ASSIGNED TASK 1: In the passage on holiday-season technology sales, what firm employs the analyst Rob Enderle?
ASSIGNED TASK 2: Continue the passage on fourth-quarter consumer technology sales, picking up after its final sentence.

++++ TEXT EXCERPT ++++

Hoping to kick start the plodding high-tech sector, many consumer software and hardware-makers had readied a host of new products for the fourth quarter of this year.
But with most Americans' eyes riveted on news of last week's terrorist attacks and uncertainty swirling around the economy, many analysts question whether consumers will spend $100 for the latest Windows upgrade, let alone $1, 000 for the speediest new Dell computer.
"When folks have their safety threatened, they're a lot less likely to buy non-critical items like expensive toys and luxury items," said Rob Enderle, a technology analyst at Giga Information Group. "And it's even a bigger problem for things like new computers because it's an even higher-cost item. This could be a really ugly period for certain classes of products."
Enderle said sales of PCs, videogame consoles and personal digital organizers are likely to suffer through the rest of the year as consumers stock up on essentials. Still, most consumer technology companies are rolling out their products as planned - a nod to the critical holiday business cycle.

++++ DATA TO EXAMINE ++++

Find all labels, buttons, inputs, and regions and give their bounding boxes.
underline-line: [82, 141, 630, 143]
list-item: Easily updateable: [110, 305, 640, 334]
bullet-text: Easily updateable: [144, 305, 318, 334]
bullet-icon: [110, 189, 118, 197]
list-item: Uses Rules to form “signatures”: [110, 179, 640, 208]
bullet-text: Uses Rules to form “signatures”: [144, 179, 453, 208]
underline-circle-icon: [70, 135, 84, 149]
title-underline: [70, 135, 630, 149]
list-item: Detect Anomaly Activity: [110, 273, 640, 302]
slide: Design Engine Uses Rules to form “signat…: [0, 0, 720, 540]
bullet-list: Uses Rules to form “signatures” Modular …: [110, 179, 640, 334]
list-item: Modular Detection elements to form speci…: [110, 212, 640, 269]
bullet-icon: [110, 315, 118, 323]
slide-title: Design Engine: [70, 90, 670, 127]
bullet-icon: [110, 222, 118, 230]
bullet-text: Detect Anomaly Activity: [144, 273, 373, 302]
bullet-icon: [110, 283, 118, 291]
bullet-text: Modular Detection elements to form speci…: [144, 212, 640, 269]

++++

WRITTEN REPLY 1: Giga Information Group.

WRITTEN REPLY 2:
To be sure, the overall economy - and consumer confidence in particular - had slackened considerably in the months leading up to last week's attacks on the World Trade Center and the Pentagon. But with the potential of a long-term military response hanging over the country, the economy and consumer spending may slump further. That could have an especially deleterious effect on the high-tech arena, which has borne much of the brunt of the financial slowdown during the past year.
Two of the highest profile consumer products due to ship during the fourth quarter are Windows XP, Microsoft's latest consumer operating system, and the Xbox, the firm's first foray into the home videogame console market. Company officials stand by XP's release date of Oct. 25 and Xbox's premiere of Nov. 8. But if the economy withers further, analysts say Microsoft and PC-makers - who are relying heavily on XP to buoy flagging computer sales - could be in for a rocky preholiday season.
"This year is the strongest product release cycle in Microsoft's history," said Art Russell, an analyst at Edward Jones. "Obviously, how the economy plays out will have a huge impact on how much of a stimulus it is for them and for PC growth."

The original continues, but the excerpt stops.